*Data for the task:*
·····
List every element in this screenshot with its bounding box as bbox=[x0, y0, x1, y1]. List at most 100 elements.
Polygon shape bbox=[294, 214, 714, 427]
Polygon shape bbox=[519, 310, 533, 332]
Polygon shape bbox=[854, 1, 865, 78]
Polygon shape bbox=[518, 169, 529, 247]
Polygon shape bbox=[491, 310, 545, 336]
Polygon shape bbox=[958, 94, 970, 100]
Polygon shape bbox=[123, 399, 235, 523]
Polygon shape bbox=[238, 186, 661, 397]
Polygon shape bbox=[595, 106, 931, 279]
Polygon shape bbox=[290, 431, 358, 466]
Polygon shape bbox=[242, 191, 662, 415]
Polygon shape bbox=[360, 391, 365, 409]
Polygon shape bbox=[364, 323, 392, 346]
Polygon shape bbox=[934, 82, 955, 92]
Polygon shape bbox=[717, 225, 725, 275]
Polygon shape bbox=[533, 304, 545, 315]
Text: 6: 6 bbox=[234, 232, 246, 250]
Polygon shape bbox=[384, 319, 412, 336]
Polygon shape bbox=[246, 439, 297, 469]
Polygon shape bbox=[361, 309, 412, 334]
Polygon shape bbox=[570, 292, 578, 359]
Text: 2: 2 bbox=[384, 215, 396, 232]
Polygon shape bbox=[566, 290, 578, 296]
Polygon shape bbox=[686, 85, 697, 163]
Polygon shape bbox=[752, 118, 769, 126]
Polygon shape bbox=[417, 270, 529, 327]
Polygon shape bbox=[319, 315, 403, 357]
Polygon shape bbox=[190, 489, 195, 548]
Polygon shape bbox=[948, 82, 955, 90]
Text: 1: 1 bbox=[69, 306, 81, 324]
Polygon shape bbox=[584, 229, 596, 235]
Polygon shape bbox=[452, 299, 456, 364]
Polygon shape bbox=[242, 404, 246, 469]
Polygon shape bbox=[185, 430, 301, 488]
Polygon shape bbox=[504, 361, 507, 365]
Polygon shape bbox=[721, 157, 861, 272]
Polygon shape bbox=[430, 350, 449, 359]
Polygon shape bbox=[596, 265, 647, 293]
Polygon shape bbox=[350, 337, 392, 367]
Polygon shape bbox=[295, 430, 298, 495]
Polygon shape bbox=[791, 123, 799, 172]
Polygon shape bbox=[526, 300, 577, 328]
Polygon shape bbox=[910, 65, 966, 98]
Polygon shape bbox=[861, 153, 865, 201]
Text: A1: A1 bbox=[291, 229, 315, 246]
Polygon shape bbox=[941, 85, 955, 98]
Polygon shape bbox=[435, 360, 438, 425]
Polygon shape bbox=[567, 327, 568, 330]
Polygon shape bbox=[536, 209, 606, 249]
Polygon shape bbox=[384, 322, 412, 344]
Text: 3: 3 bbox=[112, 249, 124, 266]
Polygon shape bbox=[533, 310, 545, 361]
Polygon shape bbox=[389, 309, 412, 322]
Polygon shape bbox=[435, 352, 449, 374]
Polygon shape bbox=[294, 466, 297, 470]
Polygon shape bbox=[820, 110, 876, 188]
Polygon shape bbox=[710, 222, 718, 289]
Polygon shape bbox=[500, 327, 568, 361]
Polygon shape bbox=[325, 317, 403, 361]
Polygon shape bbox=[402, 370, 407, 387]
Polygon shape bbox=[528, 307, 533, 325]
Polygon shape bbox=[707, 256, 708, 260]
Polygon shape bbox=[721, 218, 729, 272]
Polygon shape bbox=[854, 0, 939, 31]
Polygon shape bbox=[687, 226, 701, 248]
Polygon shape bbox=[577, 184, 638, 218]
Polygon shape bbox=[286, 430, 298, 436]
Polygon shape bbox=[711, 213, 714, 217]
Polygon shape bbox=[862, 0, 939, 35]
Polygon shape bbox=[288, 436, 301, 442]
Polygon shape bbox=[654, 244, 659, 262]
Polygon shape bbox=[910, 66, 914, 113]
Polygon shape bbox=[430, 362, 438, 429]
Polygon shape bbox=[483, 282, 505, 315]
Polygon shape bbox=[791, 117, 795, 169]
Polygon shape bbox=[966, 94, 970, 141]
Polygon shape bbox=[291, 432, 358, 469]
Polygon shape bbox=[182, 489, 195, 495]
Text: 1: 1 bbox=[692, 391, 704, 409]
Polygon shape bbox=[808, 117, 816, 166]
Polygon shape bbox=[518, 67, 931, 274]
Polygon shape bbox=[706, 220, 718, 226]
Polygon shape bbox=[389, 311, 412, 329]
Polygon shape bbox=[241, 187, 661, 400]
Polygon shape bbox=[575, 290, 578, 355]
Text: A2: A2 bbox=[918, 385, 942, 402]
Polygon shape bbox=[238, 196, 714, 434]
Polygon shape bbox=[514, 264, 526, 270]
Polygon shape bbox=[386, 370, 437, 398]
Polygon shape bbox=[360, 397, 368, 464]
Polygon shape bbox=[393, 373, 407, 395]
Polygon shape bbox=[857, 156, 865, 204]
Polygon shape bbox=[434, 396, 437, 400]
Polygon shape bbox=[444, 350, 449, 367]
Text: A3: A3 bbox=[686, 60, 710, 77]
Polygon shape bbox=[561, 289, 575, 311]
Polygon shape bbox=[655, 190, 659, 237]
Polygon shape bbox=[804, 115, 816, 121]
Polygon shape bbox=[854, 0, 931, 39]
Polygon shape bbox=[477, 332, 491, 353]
·····
*Task goal:* Copy every one of the lines above word for word, with no changes.

*Complete response:*
List every element in this screenshot with its bounding box as bbox=[x0, y0, x1, y1]. List at most 100 elements.
Polygon shape bbox=[294, 214, 714, 427]
Polygon shape bbox=[519, 310, 533, 332]
Polygon shape bbox=[854, 1, 865, 78]
Polygon shape bbox=[518, 169, 529, 247]
Polygon shape bbox=[491, 310, 545, 336]
Polygon shape bbox=[958, 94, 970, 100]
Polygon shape bbox=[123, 399, 235, 523]
Polygon shape bbox=[238, 186, 661, 397]
Polygon shape bbox=[595, 106, 931, 279]
Polygon shape bbox=[290, 431, 358, 466]
Polygon shape bbox=[242, 191, 662, 415]
Polygon shape bbox=[360, 391, 365, 409]
Polygon shape bbox=[364, 323, 392, 346]
Polygon shape bbox=[934, 82, 955, 92]
Polygon shape bbox=[717, 225, 725, 275]
Polygon shape bbox=[533, 304, 545, 315]
Text: 6: 6 bbox=[234, 232, 246, 250]
Polygon shape bbox=[384, 319, 412, 336]
Polygon shape bbox=[246, 439, 297, 469]
Polygon shape bbox=[361, 309, 412, 334]
Polygon shape bbox=[570, 292, 578, 359]
Text: 2: 2 bbox=[384, 215, 396, 232]
Polygon shape bbox=[566, 290, 578, 296]
Polygon shape bbox=[686, 85, 697, 163]
Polygon shape bbox=[752, 118, 769, 126]
Polygon shape bbox=[417, 270, 529, 327]
Polygon shape bbox=[319, 315, 403, 357]
Polygon shape bbox=[190, 489, 195, 548]
Polygon shape bbox=[948, 82, 955, 90]
Text: 1: 1 bbox=[69, 306, 81, 324]
Polygon shape bbox=[584, 229, 596, 235]
Polygon shape bbox=[452, 299, 456, 364]
Polygon shape bbox=[242, 404, 246, 469]
Polygon shape bbox=[185, 430, 301, 488]
Polygon shape bbox=[504, 361, 507, 365]
Polygon shape bbox=[721, 157, 861, 272]
Polygon shape bbox=[430, 350, 449, 359]
Polygon shape bbox=[596, 265, 647, 293]
Polygon shape bbox=[350, 337, 392, 367]
Polygon shape bbox=[295, 430, 298, 495]
Polygon shape bbox=[791, 123, 799, 172]
Polygon shape bbox=[526, 300, 577, 328]
Polygon shape bbox=[910, 65, 966, 98]
Polygon shape bbox=[861, 153, 865, 201]
Text: A1: A1 bbox=[291, 229, 315, 246]
Polygon shape bbox=[941, 85, 955, 98]
Polygon shape bbox=[435, 360, 438, 425]
Polygon shape bbox=[567, 327, 568, 330]
Polygon shape bbox=[536, 209, 606, 249]
Polygon shape bbox=[384, 322, 412, 344]
Text: 3: 3 bbox=[112, 249, 124, 266]
Polygon shape bbox=[533, 310, 545, 361]
Polygon shape bbox=[389, 309, 412, 322]
Polygon shape bbox=[435, 352, 449, 374]
Polygon shape bbox=[294, 466, 297, 470]
Polygon shape bbox=[820, 110, 876, 188]
Polygon shape bbox=[710, 222, 718, 289]
Polygon shape bbox=[500, 327, 568, 361]
Polygon shape bbox=[325, 317, 403, 361]
Polygon shape bbox=[402, 370, 407, 387]
Polygon shape bbox=[528, 307, 533, 325]
Polygon shape bbox=[707, 256, 708, 260]
Polygon shape bbox=[721, 218, 729, 272]
Polygon shape bbox=[854, 0, 939, 31]
Polygon shape bbox=[687, 226, 701, 248]
Polygon shape bbox=[577, 184, 638, 218]
Polygon shape bbox=[286, 430, 298, 436]
Polygon shape bbox=[711, 213, 714, 217]
Polygon shape bbox=[862, 0, 939, 35]
Polygon shape bbox=[288, 436, 301, 442]
Polygon shape bbox=[654, 244, 659, 262]
Polygon shape bbox=[910, 66, 914, 113]
Polygon shape bbox=[430, 362, 438, 429]
Polygon shape bbox=[483, 282, 505, 315]
Polygon shape bbox=[791, 117, 795, 169]
Polygon shape bbox=[966, 94, 970, 141]
Polygon shape bbox=[291, 432, 358, 469]
Polygon shape bbox=[182, 489, 195, 495]
Text: 1: 1 bbox=[692, 391, 704, 409]
Polygon shape bbox=[808, 117, 816, 166]
Polygon shape bbox=[518, 67, 931, 274]
Polygon shape bbox=[706, 220, 718, 226]
Polygon shape bbox=[389, 311, 412, 329]
Polygon shape bbox=[241, 187, 661, 400]
Polygon shape bbox=[575, 290, 578, 355]
Text: A2: A2 bbox=[918, 385, 942, 402]
Polygon shape bbox=[238, 196, 714, 434]
Polygon shape bbox=[514, 264, 526, 270]
Polygon shape bbox=[386, 370, 437, 398]
Polygon shape bbox=[360, 397, 368, 464]
Polygon shape bbox=[393, 373, 407, 395]
Polygon shape bbox=[857, 156, 865, 204]
Polygon shape bbox=[434, 396, 437, 400]
Polygon shape bbox=[444, 350, 449, 367]
Text: A3: A3 bbox=[686, 60, 710, 77]
Polygon shape bbox=[561, 289, 575, 311]
Polygon shape bbox=[655, 190, 659, 237]
Polygon shape bbox=[804, 115, 816, 121]
Polygon shape bbox=[854, 0, 931, 39]
Polygon shape bbox=[477, 332, 491, 353]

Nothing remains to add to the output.